=== DATA EXTRACT ===

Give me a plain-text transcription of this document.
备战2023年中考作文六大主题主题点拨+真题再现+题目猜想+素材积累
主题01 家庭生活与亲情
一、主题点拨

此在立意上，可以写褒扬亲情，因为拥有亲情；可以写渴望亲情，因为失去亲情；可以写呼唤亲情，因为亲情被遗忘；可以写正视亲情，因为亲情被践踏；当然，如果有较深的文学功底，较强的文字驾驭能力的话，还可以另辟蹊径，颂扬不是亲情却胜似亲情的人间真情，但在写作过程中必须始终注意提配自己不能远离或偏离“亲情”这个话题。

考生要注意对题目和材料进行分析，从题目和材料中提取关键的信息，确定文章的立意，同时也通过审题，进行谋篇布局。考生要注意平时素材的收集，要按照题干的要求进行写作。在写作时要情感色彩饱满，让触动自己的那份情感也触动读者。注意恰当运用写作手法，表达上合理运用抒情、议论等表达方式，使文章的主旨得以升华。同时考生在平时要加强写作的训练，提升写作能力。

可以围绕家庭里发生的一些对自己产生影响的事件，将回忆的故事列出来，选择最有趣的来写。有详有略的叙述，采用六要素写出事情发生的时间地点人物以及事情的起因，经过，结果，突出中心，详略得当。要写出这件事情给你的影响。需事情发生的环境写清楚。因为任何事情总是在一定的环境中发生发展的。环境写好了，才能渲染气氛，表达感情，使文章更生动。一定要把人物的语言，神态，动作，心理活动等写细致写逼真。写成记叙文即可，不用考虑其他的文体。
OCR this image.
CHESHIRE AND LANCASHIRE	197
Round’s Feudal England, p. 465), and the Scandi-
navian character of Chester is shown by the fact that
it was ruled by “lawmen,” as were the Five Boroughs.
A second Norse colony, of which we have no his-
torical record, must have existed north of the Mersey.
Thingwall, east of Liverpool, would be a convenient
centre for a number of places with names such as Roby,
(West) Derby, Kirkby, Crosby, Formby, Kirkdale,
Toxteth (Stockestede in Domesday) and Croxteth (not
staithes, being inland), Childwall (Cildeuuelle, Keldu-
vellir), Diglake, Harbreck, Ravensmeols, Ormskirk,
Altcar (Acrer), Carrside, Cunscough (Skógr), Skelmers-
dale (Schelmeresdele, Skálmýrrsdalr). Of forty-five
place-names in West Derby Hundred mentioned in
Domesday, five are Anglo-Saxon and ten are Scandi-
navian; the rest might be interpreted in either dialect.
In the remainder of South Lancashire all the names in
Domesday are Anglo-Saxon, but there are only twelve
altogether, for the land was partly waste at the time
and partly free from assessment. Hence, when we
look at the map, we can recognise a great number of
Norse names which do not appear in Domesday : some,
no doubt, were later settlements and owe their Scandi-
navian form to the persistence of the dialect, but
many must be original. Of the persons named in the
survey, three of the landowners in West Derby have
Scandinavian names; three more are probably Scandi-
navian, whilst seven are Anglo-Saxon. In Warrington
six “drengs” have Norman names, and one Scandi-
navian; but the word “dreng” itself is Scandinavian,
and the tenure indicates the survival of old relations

===

Return, from the data, each line that has the word "three" in it.

survey, three of the landowners in West Derby have
Scandinavian names; three more are probably Scandi-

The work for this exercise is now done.